▶ [ASSIGNMENT]
If a line in the entries contains the word "Vaccination", list it.

▶ [SUPPLIED DATA]
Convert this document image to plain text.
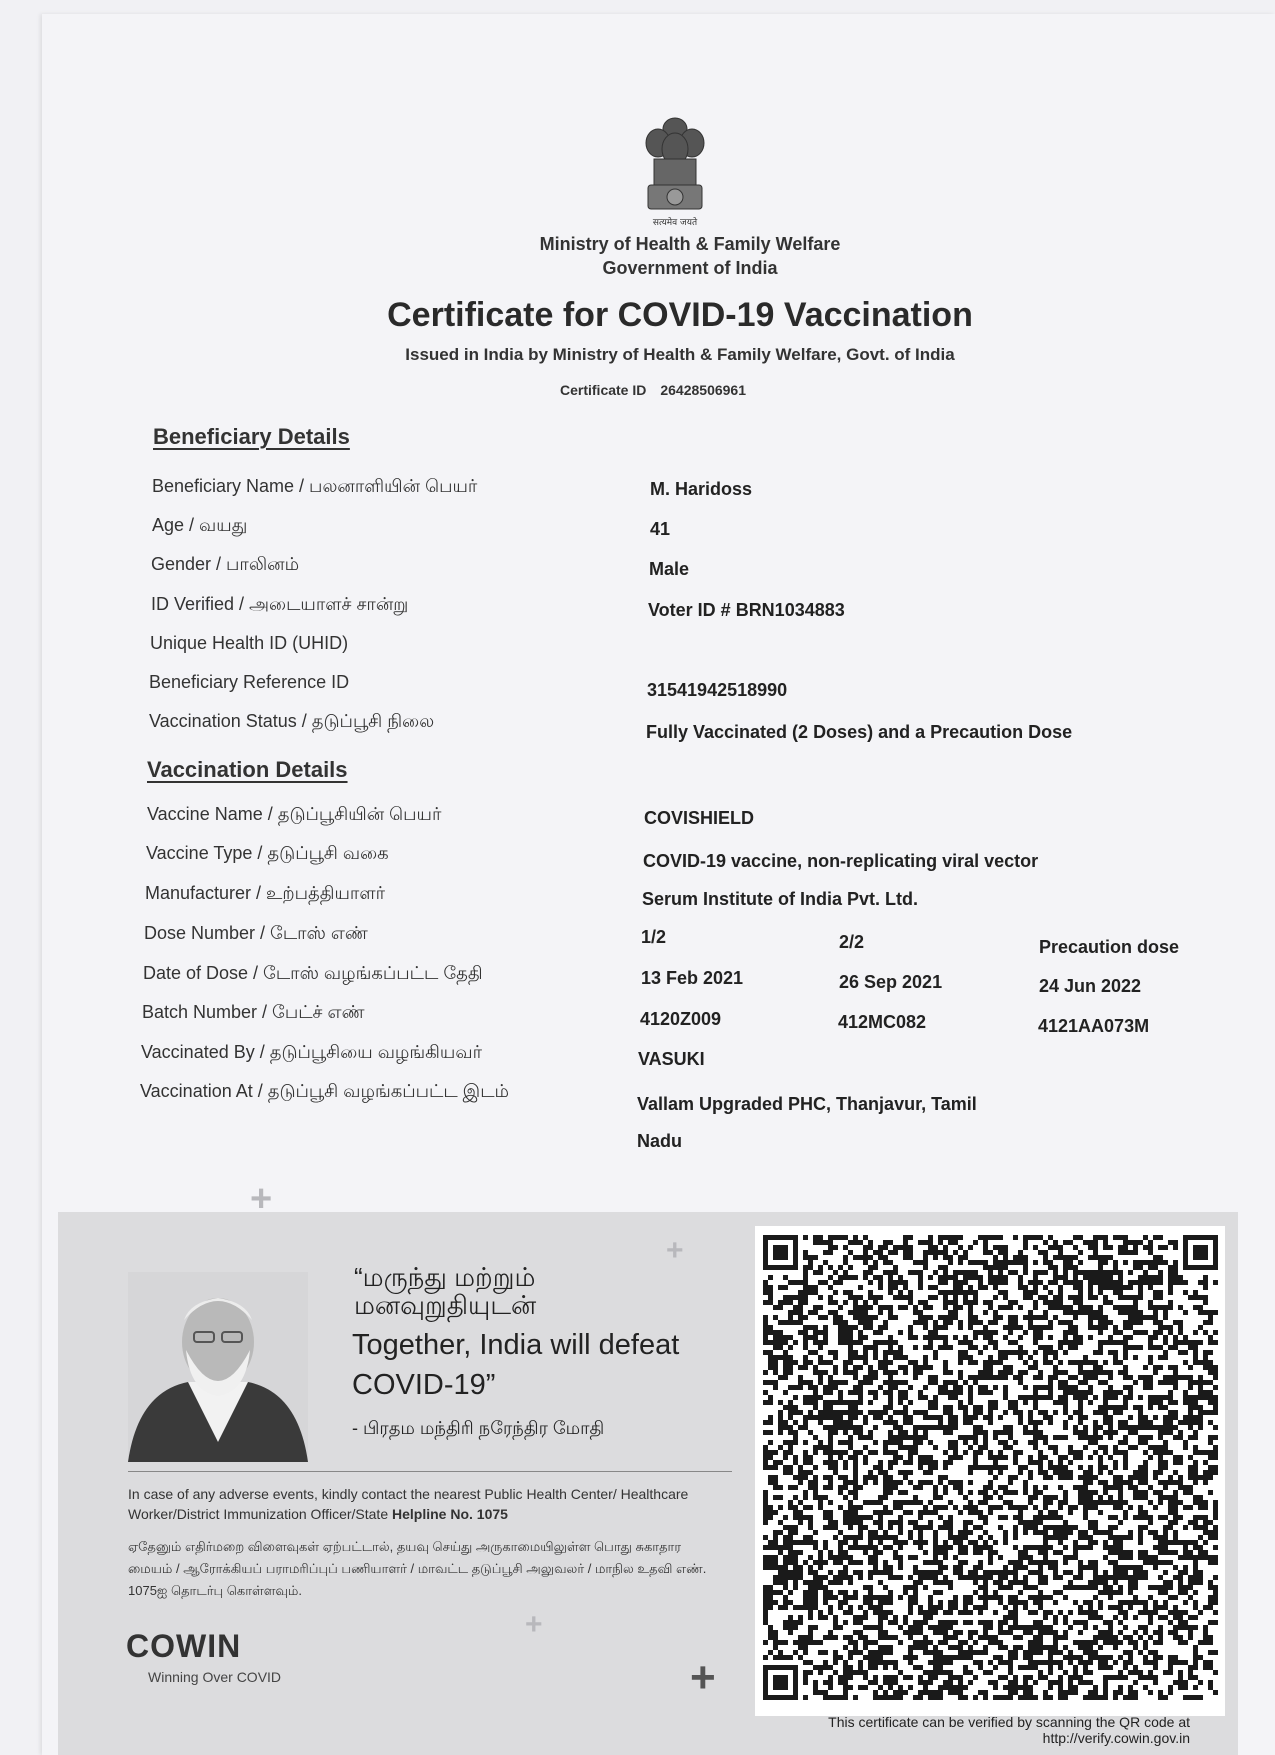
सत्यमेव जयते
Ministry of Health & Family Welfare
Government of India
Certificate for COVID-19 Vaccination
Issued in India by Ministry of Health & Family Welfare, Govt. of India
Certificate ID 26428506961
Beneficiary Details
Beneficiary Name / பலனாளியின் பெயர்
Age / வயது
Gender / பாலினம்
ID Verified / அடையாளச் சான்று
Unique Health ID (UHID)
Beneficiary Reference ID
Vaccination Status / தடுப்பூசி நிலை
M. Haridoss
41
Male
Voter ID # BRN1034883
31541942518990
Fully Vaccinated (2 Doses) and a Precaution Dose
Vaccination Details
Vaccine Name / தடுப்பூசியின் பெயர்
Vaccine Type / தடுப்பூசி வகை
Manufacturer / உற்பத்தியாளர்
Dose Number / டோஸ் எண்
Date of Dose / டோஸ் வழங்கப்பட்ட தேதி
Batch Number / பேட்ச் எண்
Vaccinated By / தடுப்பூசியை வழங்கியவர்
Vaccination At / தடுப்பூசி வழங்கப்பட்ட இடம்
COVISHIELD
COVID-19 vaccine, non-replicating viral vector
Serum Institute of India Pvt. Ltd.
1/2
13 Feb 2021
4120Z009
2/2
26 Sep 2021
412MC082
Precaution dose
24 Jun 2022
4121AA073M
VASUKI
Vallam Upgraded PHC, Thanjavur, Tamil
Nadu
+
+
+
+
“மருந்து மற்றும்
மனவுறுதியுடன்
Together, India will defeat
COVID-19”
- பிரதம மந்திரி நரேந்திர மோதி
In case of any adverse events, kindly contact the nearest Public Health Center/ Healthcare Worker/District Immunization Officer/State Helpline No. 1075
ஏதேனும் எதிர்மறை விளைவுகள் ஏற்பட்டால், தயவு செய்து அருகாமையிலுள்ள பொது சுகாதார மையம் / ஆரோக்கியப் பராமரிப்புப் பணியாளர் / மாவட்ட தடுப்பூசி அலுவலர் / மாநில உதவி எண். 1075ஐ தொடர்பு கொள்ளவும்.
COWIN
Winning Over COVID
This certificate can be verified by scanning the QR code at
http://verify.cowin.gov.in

▶ [EXERCISE OUTPUT]
Certificate for COVID-19 Vaccination
Vaccination Status / தடுப்பூசி நிலை
Vaccination Details
Vaccination At / தடுப்பூசி வழங்கப்பட்ட இடம்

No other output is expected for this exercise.